[REQUIREMENTS]
Retype the material below. Keep every word exactly as it is.
○ ○ ○ ○ ○ ○ ○
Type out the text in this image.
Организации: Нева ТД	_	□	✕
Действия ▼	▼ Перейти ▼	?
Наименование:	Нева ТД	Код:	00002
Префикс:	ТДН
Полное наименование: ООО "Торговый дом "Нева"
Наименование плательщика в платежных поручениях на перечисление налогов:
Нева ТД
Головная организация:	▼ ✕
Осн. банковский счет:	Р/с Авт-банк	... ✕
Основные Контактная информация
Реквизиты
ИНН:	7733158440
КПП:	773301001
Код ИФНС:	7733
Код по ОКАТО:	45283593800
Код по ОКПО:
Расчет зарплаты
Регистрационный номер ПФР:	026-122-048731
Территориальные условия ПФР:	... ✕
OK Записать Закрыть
○ ○ ○ ○ ○ ○ ○
[ANSWER TO THIS EXERCISE]
Type out the text in this image.
Организации: Нева ТД	_	□	✕
Действия ▼	▼ Перейти ▼	?
Наименование:	Нева ТД	Код:	00002
Префикс:	ТДН
Полное наименование: ООО "Торговый дом "Нева"
Наименование плательщика в платежных поручениях на перечисление налогов:
Нева ТД
Головная организация:	▼ ✕
Осн. банковский счет:	Р/с Авт-банк	... ✕
Основные Контактная информация
Реквизиты
ИНН:	7733158440
КПП:	773301001
Код ИФНС:	7733
Код по ОКАТО:	45283593800
Код по ОКПО:
Расчет зарплаты
Регистрационный номер ПФР:	026-122-048731
Территориальные условия ПФР:	... ✕
OK Записать Закрыть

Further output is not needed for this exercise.